--- begin Material provided ---

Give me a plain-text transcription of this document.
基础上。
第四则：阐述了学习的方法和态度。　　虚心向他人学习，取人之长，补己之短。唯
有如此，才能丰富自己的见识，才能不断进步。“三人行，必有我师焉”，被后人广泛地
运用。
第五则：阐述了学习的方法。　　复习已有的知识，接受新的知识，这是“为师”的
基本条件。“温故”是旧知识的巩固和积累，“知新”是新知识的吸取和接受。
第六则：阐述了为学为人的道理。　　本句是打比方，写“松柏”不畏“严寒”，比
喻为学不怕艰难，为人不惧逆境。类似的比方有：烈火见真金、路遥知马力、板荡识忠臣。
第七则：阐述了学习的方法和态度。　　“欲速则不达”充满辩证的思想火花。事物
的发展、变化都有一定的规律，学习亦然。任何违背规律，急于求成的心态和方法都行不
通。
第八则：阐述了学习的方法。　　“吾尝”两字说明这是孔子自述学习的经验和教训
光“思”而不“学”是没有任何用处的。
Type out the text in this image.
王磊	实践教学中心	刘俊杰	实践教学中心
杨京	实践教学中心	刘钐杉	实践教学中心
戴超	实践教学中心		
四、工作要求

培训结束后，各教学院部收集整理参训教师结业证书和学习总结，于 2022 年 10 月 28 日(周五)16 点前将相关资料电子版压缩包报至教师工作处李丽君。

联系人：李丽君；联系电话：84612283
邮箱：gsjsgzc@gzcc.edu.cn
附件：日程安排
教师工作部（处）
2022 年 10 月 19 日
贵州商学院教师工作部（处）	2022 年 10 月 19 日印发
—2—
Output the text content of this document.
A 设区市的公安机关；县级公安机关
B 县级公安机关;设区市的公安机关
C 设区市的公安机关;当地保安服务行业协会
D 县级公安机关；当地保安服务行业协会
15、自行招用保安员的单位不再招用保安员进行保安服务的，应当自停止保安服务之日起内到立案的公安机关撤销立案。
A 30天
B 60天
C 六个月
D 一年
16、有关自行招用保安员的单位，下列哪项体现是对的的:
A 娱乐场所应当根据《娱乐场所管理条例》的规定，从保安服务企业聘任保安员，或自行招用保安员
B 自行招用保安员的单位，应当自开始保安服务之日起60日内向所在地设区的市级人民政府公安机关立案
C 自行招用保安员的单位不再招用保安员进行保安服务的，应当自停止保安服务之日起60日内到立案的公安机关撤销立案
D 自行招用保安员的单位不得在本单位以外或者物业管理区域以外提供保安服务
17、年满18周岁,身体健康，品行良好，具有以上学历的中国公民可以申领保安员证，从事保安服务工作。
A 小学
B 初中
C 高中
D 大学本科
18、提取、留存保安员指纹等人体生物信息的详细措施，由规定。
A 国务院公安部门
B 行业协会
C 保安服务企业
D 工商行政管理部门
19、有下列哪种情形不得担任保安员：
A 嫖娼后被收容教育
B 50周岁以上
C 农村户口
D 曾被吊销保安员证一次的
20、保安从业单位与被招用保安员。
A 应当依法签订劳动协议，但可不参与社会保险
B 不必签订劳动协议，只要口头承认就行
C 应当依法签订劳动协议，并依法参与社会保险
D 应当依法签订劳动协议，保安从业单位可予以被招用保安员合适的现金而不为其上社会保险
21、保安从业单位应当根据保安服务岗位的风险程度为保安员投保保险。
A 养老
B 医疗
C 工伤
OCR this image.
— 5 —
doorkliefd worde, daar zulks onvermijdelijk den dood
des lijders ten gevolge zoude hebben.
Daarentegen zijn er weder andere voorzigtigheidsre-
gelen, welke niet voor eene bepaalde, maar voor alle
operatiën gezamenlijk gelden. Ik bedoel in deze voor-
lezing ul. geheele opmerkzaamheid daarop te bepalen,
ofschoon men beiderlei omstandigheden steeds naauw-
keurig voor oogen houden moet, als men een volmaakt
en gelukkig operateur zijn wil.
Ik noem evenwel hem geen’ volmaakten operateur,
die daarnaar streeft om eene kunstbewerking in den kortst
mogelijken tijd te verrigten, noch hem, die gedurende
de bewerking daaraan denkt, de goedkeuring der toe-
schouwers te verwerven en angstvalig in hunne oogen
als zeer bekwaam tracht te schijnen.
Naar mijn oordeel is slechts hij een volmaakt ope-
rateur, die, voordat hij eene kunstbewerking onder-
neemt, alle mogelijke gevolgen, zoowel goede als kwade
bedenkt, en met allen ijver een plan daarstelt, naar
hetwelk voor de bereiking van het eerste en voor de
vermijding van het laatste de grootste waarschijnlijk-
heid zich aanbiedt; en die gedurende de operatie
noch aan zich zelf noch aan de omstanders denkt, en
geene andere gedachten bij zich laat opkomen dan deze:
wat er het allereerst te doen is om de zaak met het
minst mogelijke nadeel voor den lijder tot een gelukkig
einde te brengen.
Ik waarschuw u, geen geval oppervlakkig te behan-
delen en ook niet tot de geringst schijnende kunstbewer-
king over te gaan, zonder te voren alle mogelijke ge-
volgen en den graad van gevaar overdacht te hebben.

--- end Material provided ---

*Given problem*: Pick out each line containing "hebben" and report it.

*Solution for this problem*:
des lijders ten gevolge zoude hebben.
volgen en den graad van gevaar overdacht te hebben.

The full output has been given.